* _Task brief_
In your copy, include every line of the listing below exactly but none of the pictures.

* _Supplied entries_
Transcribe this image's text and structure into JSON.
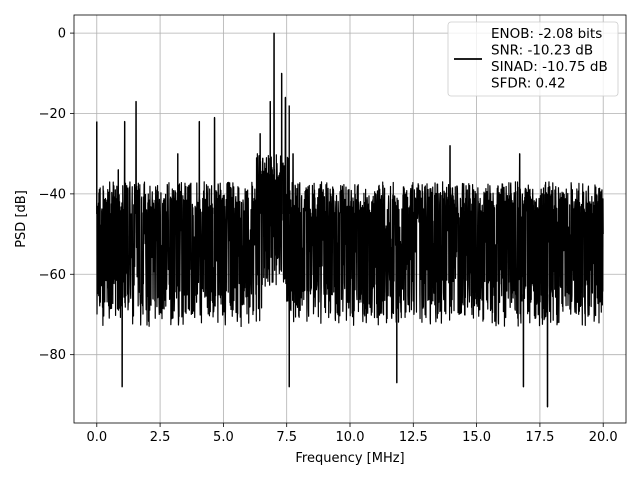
{
  "chart_data": {
    "type": "line",
    "title": "",
    "xlabel": "Frequency [MHz]",
    "ylabel": "PSD [dB]",
    "xlim": [
      -0.9,
      20.9
    ],
    "ylim": [
      -97,
      4.5
    ],
    "xticks": [
      0.0,
      2.5,
      5.0,
      7.5,
      10.0,
      12.5,
      15.0,
      17.5,
      20.0
    ],
    "xtick_labels": [
      "0.0",
      "2.5",
      "5.0",
      "7.5",
      "10.0",
      "12.5",
      "15.0",
      "17.5",
      "20.0"
    ],
    "yticks": [
      0,
      -20,
      -40,
      -60,
      -80
    ],
    "ytick_labels": [
      "0",
      "−20",
      "−40",
      "−60",
      "−80"
    ],
    "grid": true,
    "legend_position": "top-right",
    "series": [
      {
        "name": "",
        "color": "#000000",
        "noise_floor_db": {
          "upper_envelope": -37,
          "lower_envelope": -73
        },
        "peaks": [
          {
            "x": 0.0,
            "y": -22
          },
          {
            "x": 1.1,
            "y": -22
          },
          {
            "x": 1.55,
            "y": -17
          },
          {
            "x": 0.85,
            "y": -34
          },
          {
            "x": 3.2,
            "y": -30
          },
          {
            "x": 4.05,
            "y": -22
          },
          {
            "x": 4.65,
            "y": -21
          },
          {
            "x": 6.45,
            "y": -25
          },
          {
            "x": 6.85,
            "y": -17
          },
          {
            "x": 7.0,
            "y": 0
          },
          {
            "x": 7.3,
            "y": -10
          },
          {
            "x": 7.45,
            "y": -16
          },
          {
            "x": 7.6,
            "y": -18
          },
          {
            "x": 7.75,
            "y": -30
          },
          {
            "x": 13.95,
            "y": -28
          },
          {
            "x": 16.7,
            "y": -30
          },
          {
            "x": 17.8,
            "y": -93
          },
          {
            "x": 7.6,
            "y": -88
          },
          {
            "x": 11.85,
            "y": -87
          },
          {
            "x": 16.85,
            "y": -88
          },
          {
            "x": 1.0,
            "y": -88
          }
        ]
      }
    ],
    "legend": {
      "lines": [
        "ENOB: -2.08 bits",
        "SNR: -10.23 dB",
        "SINAD: -10.75 dB",
        "SFDR: 0.42"
      ]
    }
  }
}
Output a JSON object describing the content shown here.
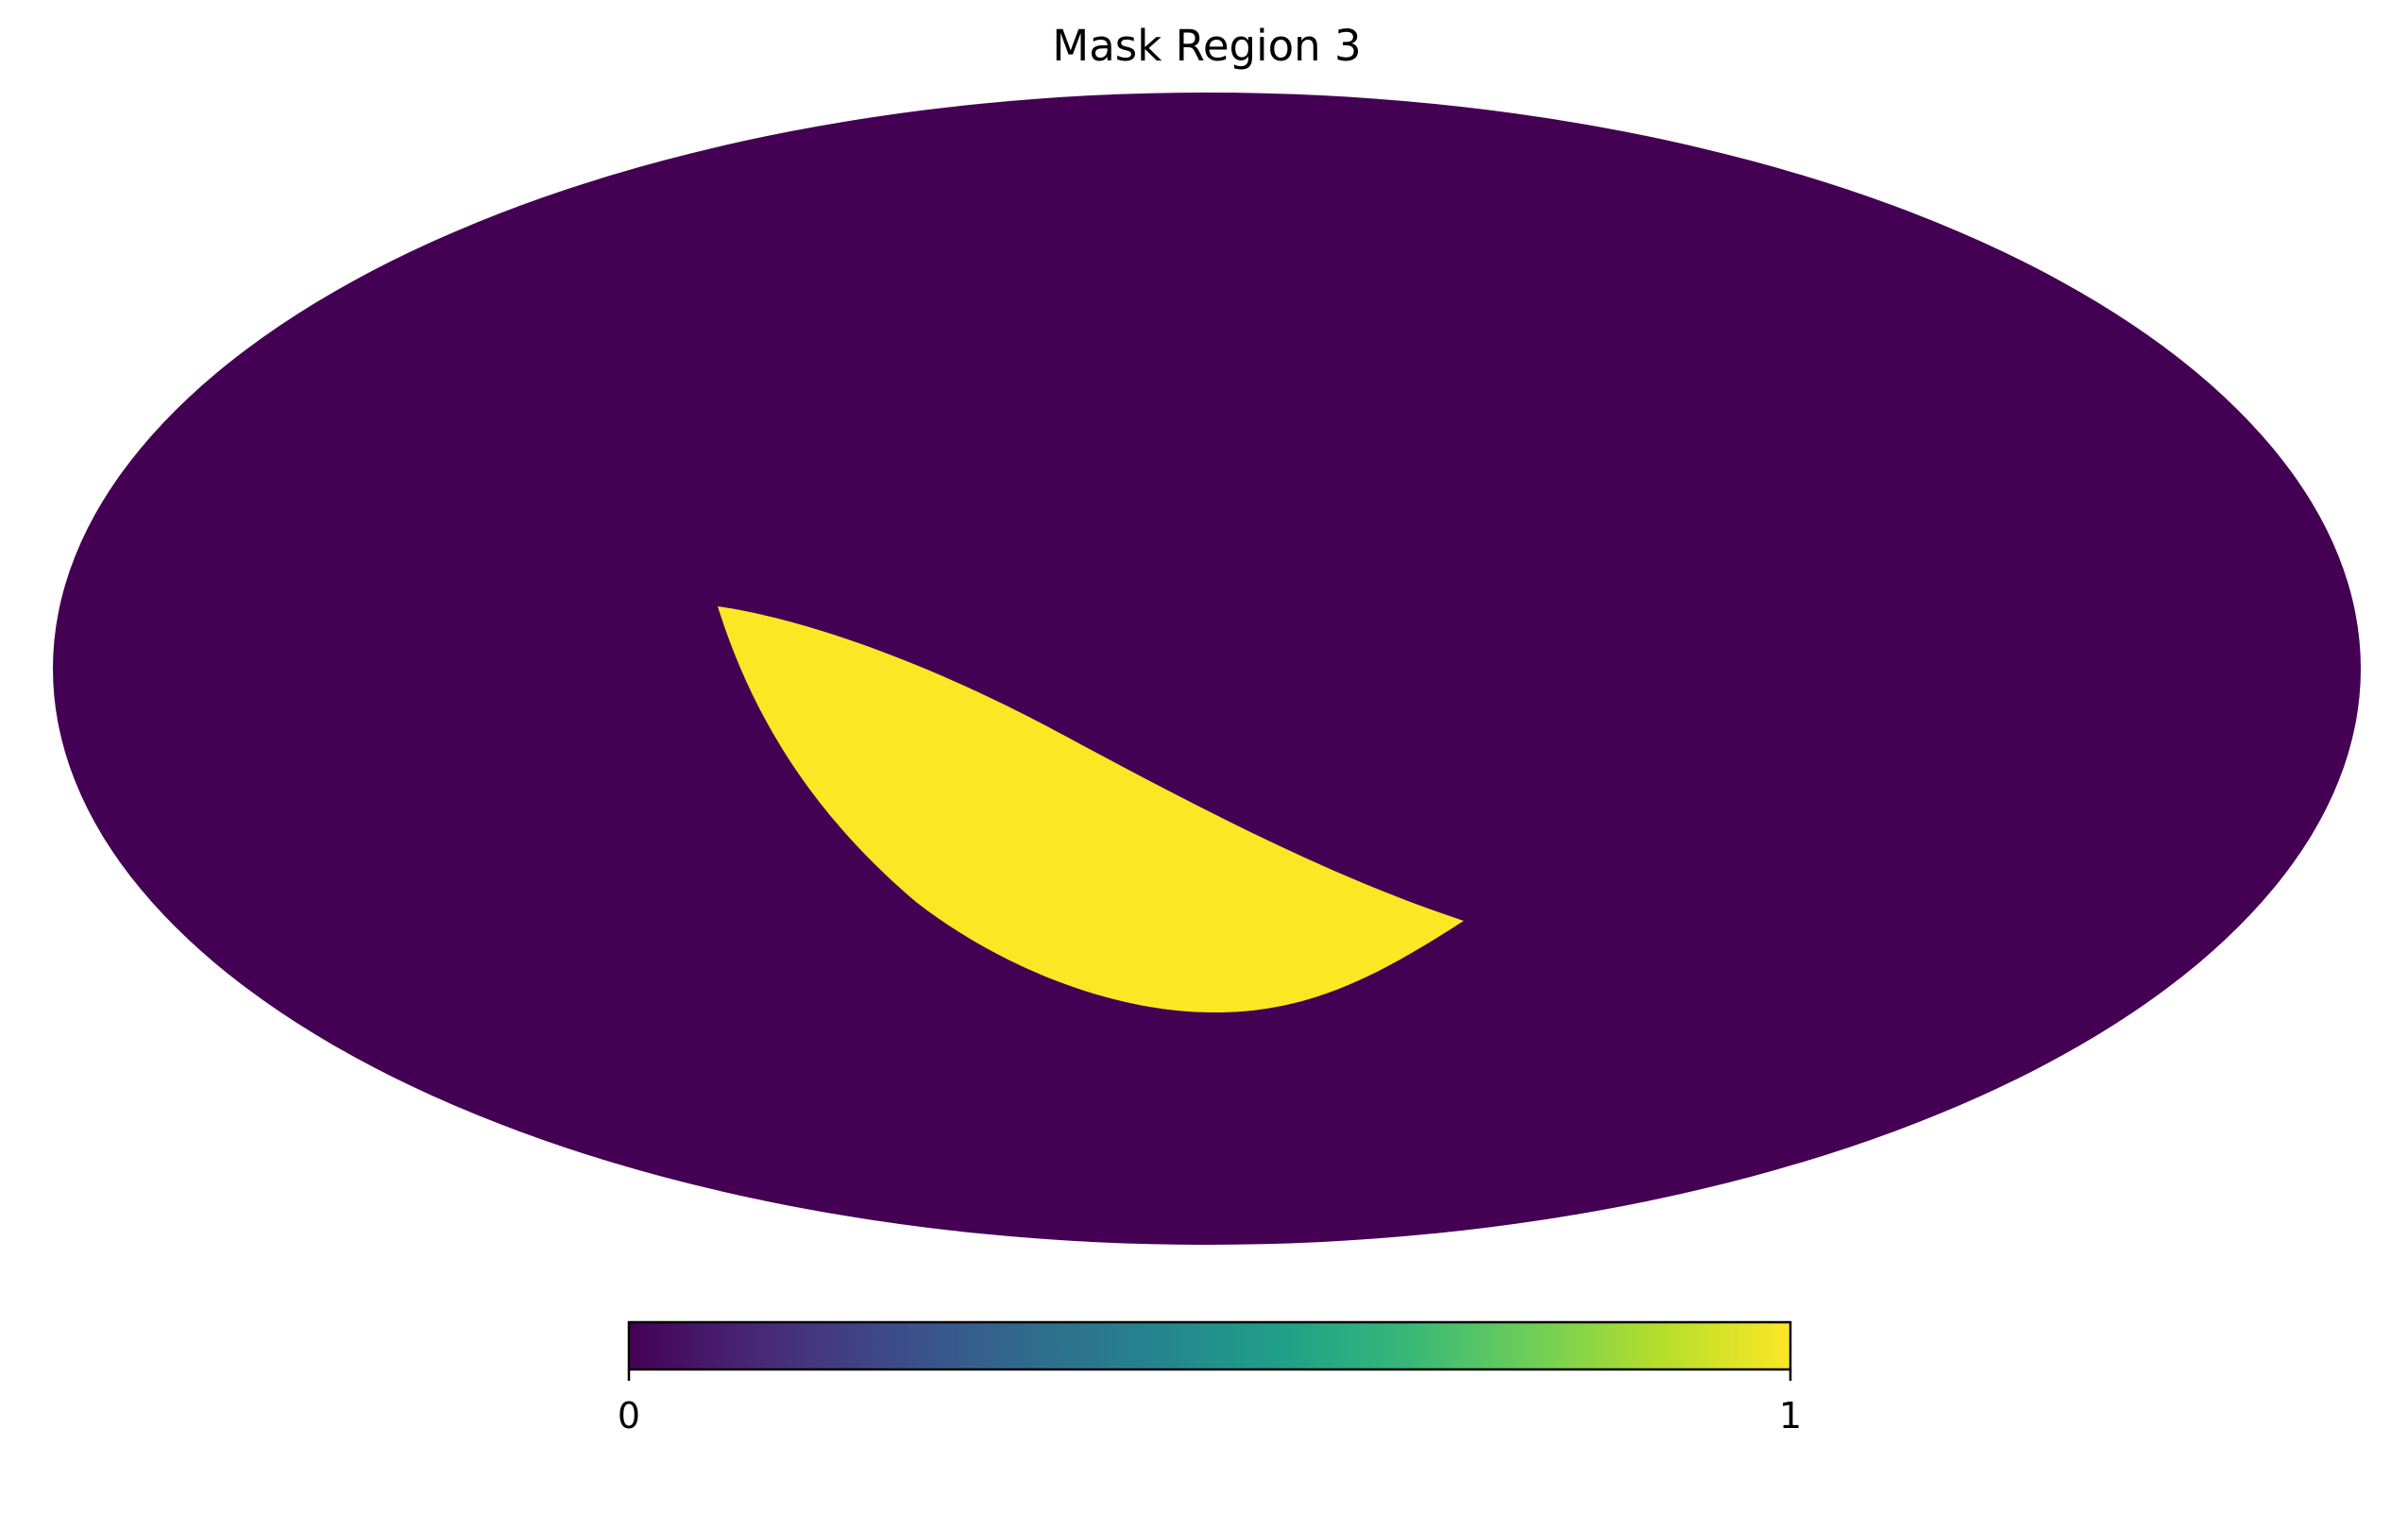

* _Result of this task_
Transcribe this image's text and structure into JSON.
{
  "chart_data": {
    "type": "line",
    "title": "",
    "xlabel": "Frequency [MHz]",
    "ylabel": "PSD [dB]",
    "xlim": [
      -0.9,
      20.9
    ],
    "ylim": [
      -97,
      4.5
    ],
    "xticks": [
      0.0,
      2.5,
      5.0,
      7.5,
      10.0,
      12.5,
      15.0,
      17.5,
      20.0
    ],
    "xtick_labels": [
      "0.0",
      "2.5",
      "5.0",
      "7.5",
      "10.0",
      "12.5",
      "15.0",
      "17.5",
      "20.0"
    ],
    "yticks": [
      0,
      -20,
      -40,
      -60,
      -80
    ],
    "ytick_labels": [
      "0",
      "−20",
      "−40",
      "−60",
      "−80"
    ],
    "grid": true,
    "legend_position": "top-right",
    "series": [
      {
        "name": "",
        "color": "#000000",
        "noise_floor_db": {
          "upper_envelope": -37,
          "lower_envelope": -73
        },
        "peaks": [
          {
            "x": 0.0,
            "y": -22
          },
          {
            "x": 1.1,
            "y": -22
          },
          {
            "x": 1.55,
            "y": -17
          },
          {
            "x": 0.85,
            "y": -34
          },
          {
            "x": 3.2,
            "y": -30
          },
          {
            "x": 4.05,
            "y": -22
          },
          {
            "x": 4.65,
            "y": -21
          },
          {
            "x": 6.45,
            "y": -25
          },
          {
            "x": 6.85,
            "y": -17
          },
          {
            "x": 7.0,
            "y": 0
          },
          {
            "x": 7.3,
            "y": -10
          },
          {
            "x": 7.45,
            "y": -16
          },
          {
            "x": 7.6,
            "y": -18
          },
          {
            "x": 7.75,
            "y": -30
          },
          {
            "x": 13.95,
            "y": -28
          },
          {
            "x": 16.7,
            "y": -30
          },
          {
            "x": 17.8,
            "y": -93
          },
          {
            "x": 7.6,
            "y": -88
          },
          {
            "x": 11.85,
            "y": -87
          },
          {
            "x": 16.85,
            "y": -88
          },
          {
            "x": 1.0,
            "y": -88
          }
        ]
      }
    ],
    "legend": {
      "lines": [
        "ENOB: -2.08 bits",
        "SNR: -10.23 dB",
        "SINAD: -10.75 dB",
        "SFDR: 0.42"
      ]
    }
  }
}
Output a JSON object describing the content shown here.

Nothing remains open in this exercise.